**Instructions for the task**
Please reproduce every record, keeping each one exactly as written.

**Available records**
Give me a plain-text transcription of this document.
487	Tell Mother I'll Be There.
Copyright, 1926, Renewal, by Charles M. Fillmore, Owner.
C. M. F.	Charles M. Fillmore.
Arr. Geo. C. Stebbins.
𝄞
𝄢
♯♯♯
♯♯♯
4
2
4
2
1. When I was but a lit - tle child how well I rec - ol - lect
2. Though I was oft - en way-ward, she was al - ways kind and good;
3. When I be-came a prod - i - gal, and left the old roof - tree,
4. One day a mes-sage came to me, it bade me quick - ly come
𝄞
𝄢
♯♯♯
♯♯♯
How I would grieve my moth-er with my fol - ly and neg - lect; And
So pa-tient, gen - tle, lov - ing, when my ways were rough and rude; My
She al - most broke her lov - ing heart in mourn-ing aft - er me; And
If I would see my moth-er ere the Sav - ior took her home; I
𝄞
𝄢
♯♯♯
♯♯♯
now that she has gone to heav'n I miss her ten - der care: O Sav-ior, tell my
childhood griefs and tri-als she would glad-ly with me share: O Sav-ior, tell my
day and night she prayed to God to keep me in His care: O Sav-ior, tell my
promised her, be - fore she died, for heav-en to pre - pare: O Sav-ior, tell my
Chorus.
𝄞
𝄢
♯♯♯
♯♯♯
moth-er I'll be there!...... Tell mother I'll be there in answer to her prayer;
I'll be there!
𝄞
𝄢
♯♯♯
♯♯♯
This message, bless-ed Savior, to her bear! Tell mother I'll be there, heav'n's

**Expected output**
Give me a plain-text transcription of this document.
487	Tell Mother I'll Be There.
Copyright, 1926, Renewal, by Charles M. Fillmore, Owner.
C. M. F.	Charles M. Fillmore.
Arr. Geo. C. Stebbins.
𝄞
𝄢
♯♯♯
♯♯♯
4
2
4
2
1. When I was but a lit - tle child how well I rec - ol - lect
2. Though I was oft - en way-ward, she was al - ways kind and good;
3. When I be-came a prod - i - gal, and left the old roof - tree,
4. One day a mes-sage came to me, it bade me quick - ly come
𝄞
𝄢
♯♯♯
♯♯♯
How I would grieve my moth-er with my fol - ly and neg - lect; And
So pa-tient, gen - tle, lov - ing, when my ways were rough and rude; My
She al - most broke her lov - ing heart in mourn-ing aft - er me; And
If I would see my moth-er ere the Sav - ior took her home; I
𝄞
𝄢
♯♯♯
♯♯♯
now that she has gone to heav'n I miss her ten - der care: O Sav-ior, tell my
childhood griefs and tri-als she would glad-ly with me share: O Sav-ior, tell my
day and night she prayed to God to keep me in His care: O Sav-ior, tell my
promised her, be - fore she died, for heav-en to pre - pare: O Sav-ior, tell my
Chorus.
𝄞
𝄢
♯♯♯
♯♯♯
moth-er I'll be there!...... Tell mother I'll be there in answer to her prayer;
I'll be there!
𝄞
𝄢
♯♯♯
♯♯♯
This message, bless-ed Savior, to her bear! Tell mother I'll be there, heav'n's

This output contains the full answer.